*EXCERPTED PASSAGE:*
»»

United States District Court, E.D. Michigan, Southern Division

July 11, 2017

DONALD BRADLEY GROOMS, Petitioner,
v.
KATHLEEN OLSON, Respondent.

          OPINION AND ORDER SUMMARILY DENYING THE PETITION FOR WRIT OF HABEAS CORPUS AND DECLINING TO ISSUE A CERTIFICATE OF APPEALABILITY OR LEAVE TO APPEAL IN FORMA PAUPERIS

          GEORGE CARAM STEEH UNITED STATES DISTRICT JUDGE

         Donald Bradley Grooms, (“Petitioner”), confined at the Ojibway Correctional Facility in Marenisco, Michigan, filed a pro se petition for writ of habeas corpus pursuant to 28 U.S.C. § 2254, in which he challenges his conviction for delivery of heroin, M.C.L.A. 333.7401(2)(a)(iv); and being a fourth felony habitual offender, M.C.L.A. 769.12. For the reasons that follow, the petition for writ of habeas corpus is SUMMARILY DENIED WITH PREJUDICE.

         I. Background

         Petitioner was charged with two counts of delivery of heroin and one count of conspiracy to deliver heroin. Petitioner was also charged as a fourth felony habitual offender.

         On May 16, 2016, petitioner entered a plea of guilty to one count of delivery of heroin as a fourth felony habitual offender, in exchange for dismissal of the other charges. The judge also agreed to sentence petitioner to no more than 46 months on the minimum sentence. (Tr. 5/16/16, pp. 4-5).[1] Petitioner made out a factual basis for the delivery of heroin charge, but did not specifically admit to being a fourth felony habitual offender. (Id., pp. 6-7). Petitioner was sentenced the same day to 46 months to 20 years in prison. (Id., p. 16).

         Petitioner's counsel filed a motion to correct the invalid sentence, on the ground that petitioner never pleaded guilty to being a fourth felony habitual offender. Petitioner also objected to the scoring of the sentencing guidelines. The judge denied the motion. People v. Grooms, No. 16-006970-FH (Alpena Cty. Cir.Ct., July 21, 2016).

         Petitioner's plea and sentence were affirmed on appeal. People v. Grooms, No. 334249 (Mich.Ct.App. Sep. 26, 2016); lv. den. 894 N.W.2d 50 (2017).

         Petitioner seeks a writ of habeas corpus on the following grounds:

I. Whether the trial judge erred when it failed to amend the judgment to remove the Hab 4th and for failing to follow the correct procedures under Lockridge and Steanhouse.

««

*PROMPT 1:* Update the rows starting with the line containing "analysis-text-end: ×30）=10 天。" and going on through the line containing "fraction-numerator: 1 xyxy=(599,545,608,561)": change every "knowledge-point-value" to "kp-value" and leave everything else as it is. Return only those lines.

*MATERIAL SHOWN:*
»»

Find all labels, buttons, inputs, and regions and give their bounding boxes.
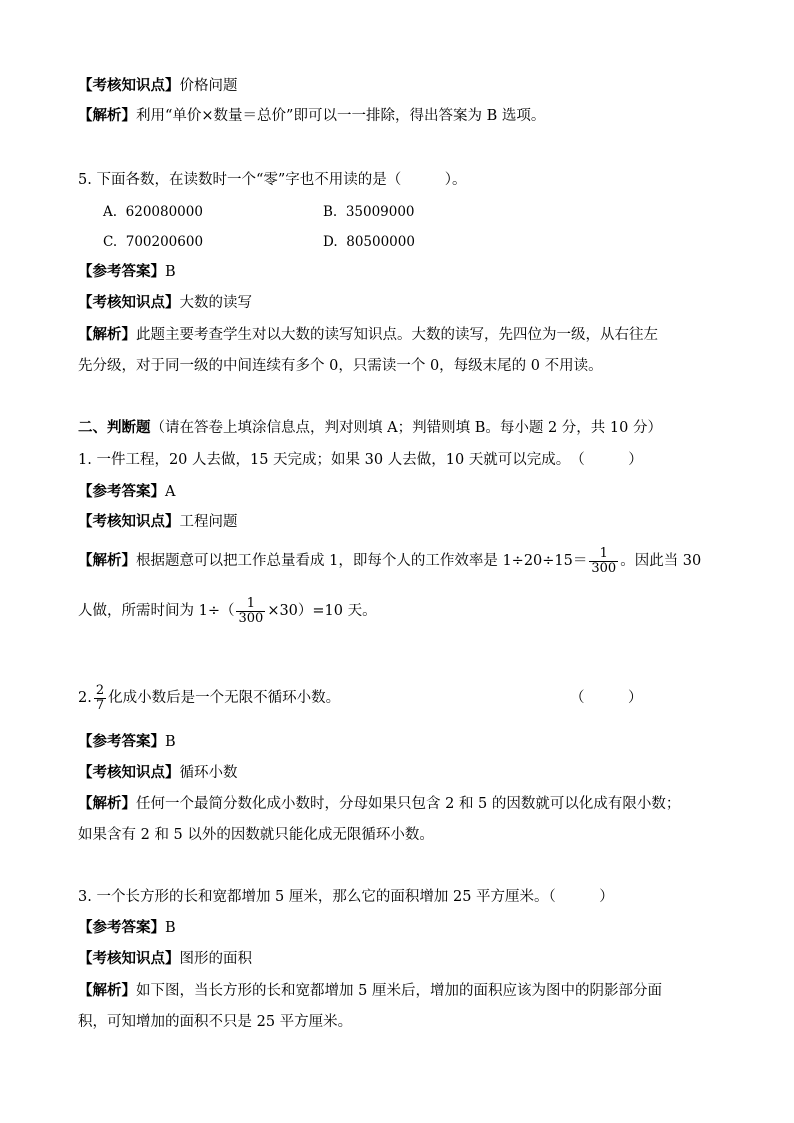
analysis-text-end: ×30）=10 天。 xyxy=(267,603,377,619)
analysis-label: 【解析】 xyxy=(78,796,136,812)
analysis-continuation: 如果含有 2 和 5 以外的因数就只能化成无限循环小数。 xyxy=(78,827,434,843)
knowledge-point-line xyxy=(78,76,238,96)
analysis-text: 人做，所需时间为 1÷（ xyxy=(78,603,235,619)
answer-value: B xyxy=(165,734,176,750)
option-letter: B. xyxy=(323,204,338,220)
fraction-denominator: 7 xyxy=(95,697,105,713)
answer-label: 【参考答案】 xyxy=(78,920,165,936)
knowledge-point-label: 【考核知识点】 xyxy=(78,765,180,781)
answer-label: 【参考答案】 xyxy=(78,734,165,750)
fraction-numerator: 2 xyxy=(95,682,105,698)
fraction xyxy=(94,684,106,713)
answer-value: B xyxy=(165,264,176,280)
knowledge-point-value: 价格问题 xyxy=(179,78,238,94)
analysis-text-end: 。因此当 30 xyxy=(620,553,702,569)
fraction-denominator: 300 xyxy=(238,610,264,626)
knowledge-point-line xyxy=(78,949,252,969)
question-5-stem: 5. 下面各数，在读数时一个“零”字也不用读的是（ ）。 xyxy=(78,172,467,188)
analysis-line xyxy=(78,106,545,126)
section-heading xyxy=(78,418,662,438)
answer-line xyxy=(78,732,176,752)
knowledge-point-value: 循环小数 xyxy=(179,765,238,781)
analysis-label: 【解析】 xyxy=(78,553,136,569)
option-letter: C. xyxy=(103,234,118,250)
knowledge-point-label: 【考核知识点】 xyxy=(78,514,180,530)
answer-label: 【参考答案】 xyxy=(78,484,165,500)
section-title: 二、判断题 xyxy=(78,420,151,436)
analysis-line xyxy=(78,981,662,1001)
option-b xyxy=(323,202,415,222)
option-value: 80500000 xyxy=(346,234,415,250)
option-a xyxy=(103,202,203,222)
fraction-numerator: 1 xyxy=(599,545,608,561)
option-d xyxy=(323,232,415,252)
analysis-text: 根据题意可以把工作总量看成 1，即每个人的工作效率是 1÷20÷15＝ xyxy=(136,553,588,569)
option-value: 620080000 xyxy=(125,204,203,220)
knowledge-point-value: 大数的读写 xyxy=(179,295,252,311)
knowledge-point-value: 图形的面积 xyxy=(179,951,252,967)
answer-value: A xyxy=(165,484,176,500)
analysis-continuation: 积，可知增加的面积不只是 25 平方厘米。 xyxy=(78,1014,353,1030)
fraction xyxy=(236,597,265,626)
knowledge-point-label: 【考核知识点】 xyxy=(78,78,180,94)
knowledge-point-value: 工程问题 xyxy=(179,514,238,530)
analysis-line xyxy=(78,325,658,345)
analysis-label: 【解析】 xyxy=(78,327,136,343)
answer-value: B xyxy=(165,920,176,936)
option-c xyxy=(103,232,203,252)
judgment-1-stem: 1. 一件工程，20 人去做，15 天完成；如果 30 人去做，10 天就可以完成。 （ ） xyxy=(78,452,643,468)
analysis-line xyxy=(78,794,680,814)
knowledge-point-label: 【考核知识点】 xyxy=(78,951,180,967)
analysis-text: 此题主要考查学生对以大数的读写知识点。大数的读写，先四位为一级，从右往左 xyxy=(136,327,658,343)
option-value: 35009000 xyxy=(345,204,415,220)
analysis-text: 如下图，当长方形的长和宽都增加 5 厘米后，增加的面积应该为图中的阴影部分面 xyxy=(136,983,662,999)
analysis-label: 【解析】 xyxy=(78,108,136,124)
question-text: 化成小数后是一个无限不循环小数。 xyxy=(108,690,341,706)
answer-label: 【参考答案】 xyxy=(78,264,165,280)
analysis-continuation xyxy=(78,594,377,628)
answer-line xyxy=(78,262,176,282)
judgment-2-stem xyxy=(78,680,340,716)
question-number: 2. xyxy=(78,690,92,706)
option-letter: A. xyxy=(103,204,118,220)
analysis-text: 利用“单价×数量＝总价”即可以一一排除，得出答案为 B 选项。 xyxy=(136,108,546,124)
option-value: 700200600 xyxy=(125,234,204,250)
knowledge-point-line xyxy=(78,512,238,532)
analysis-continuation: 先分级，对于同一级的中间连续有多个 0，只需读一个 0，每级末尾的 0 不用读。 xyxy=(78,358,603,374)
judgment-3-stem: 3. 一个长方形的长和宽都增加 5 厘米，那么它的面积增加 25 平方厘米。（ ） xyxy=(78,889,614,905)
fraction-denominator: 300 xyxy=(591,560,617,576)
fraction-numerator: 1 xyxy=(246,595,256,611)
knowledge-point-line xyxy=(78,763,238,783)
analysis-line xyxy=(78,544,701,578)
section-note: （请在答卷上填涂信息点，判对则填 A；判错则填 B。每小题 2 分，共 10 分） xyxy=(150,420,662,436)
answer-line xyxy=(78,482,175,502)
knowledge-point-label: 【考核知识点】 xyxy=(78,295,180,311)
analysis-label: 【解析】 xyxy=(78,983,136,999)
analysis-text: 任何一个最简分数化成小数时，分母如果只包含 2 和 5 的因数就可以化成有限小数； xyxy=(136,796,681,812)
knowledge-point-line xyxy=(78,293,252,313)
answer-parentheses: （ ） xyxy=(570,690,643,706)
answer-line xyxy=(78,918,176,938)
option-letter: D. xyxy=(323,234,338,250)
fraction xyxy=(589,547,618,576)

««

*PROMPT 2:* In the habeas corpus opinion, where is the petitioner confined?

*EXPECTED ANSWER 1:*
analysis-text-end: ×30）=10 天。 xyxy=(267,603,377,619)
analysis-label: 【解析】 xyxy=(78,796,136,812)
analysis-continuation: 如果含有 2 和 5 以外的因数就只能化成无限循环小数。 xyxy=(78,827,434,843)
knowledge-point-line xyxy=(78,76,238,96)
analysis-text: 人做，所需时间为 1÷（ xyxy=(78,603,235,619)
answer-value: B xyxy=(165,734,176,750)
option-letter: B. xyxy=(323,204,338,220)
fraction-denominator: 7 xyxy=(95,697,105,713)
answer-label: 【参考答案】 xyxy=(78,920,165,936)
knowledge-point-label: 【考核知识点】 xyxy=(78,765,180,781)
answer-label: 【参考答案】 xyxy=(78,734,165,750)
fraction-numerator: 2 xyxy=(95,682,105,698)
fraction xyxy=(94,684,106,713)
answer-value: B xyxy=(165,264,176,280)
kp-value: 价格问题 xyxy=(179,78,238,94)
analysis-text-end: 。因此当 30 xyxy=(620,553,702,569)
fraction-denominator: 300 xyxy=(238,610,264,626)
knowledge-point-line xyxy=(78,949,252,969)
question-5-stem: 5. 下面各数，在读数时一个“零”字也不用读的是（ ）。 xyxy=(78,172,467,188)
analysis-line xyxy=(78,106,545,126)
section-heading xyxy=(78,418,662,438)
answer-line xyxy=(78,732,176,752)
kp-value: 循环小数 xyxy=(179,765,238,781)
analysis-label: 【解析】 xyxy=(78,553,136,569)
option-letter: C. xyxy=(103,234,118,250)
knowledge-point-label: 【考核知识点】 xyxy=(78,514,180,530)
answer-label: 【参考答案】 xyxy=(78,484,165,500)
section-title: 二、判断题 xyxy=(78,420,151,436)
analysis-line xyxy=(78,981,662,1001)
option-b xyxy=(323,202,415,222)
option-value: 80500000 xyxy=(346,234,415,250)
option-a xyxy=(103,202,203,222)
fraction-numerator: 1 xyxy=(599,545,608,561)

*EXPECTED ANSWER 2:* At the Ojibway Correctional Facility in Marenisco, Michigan.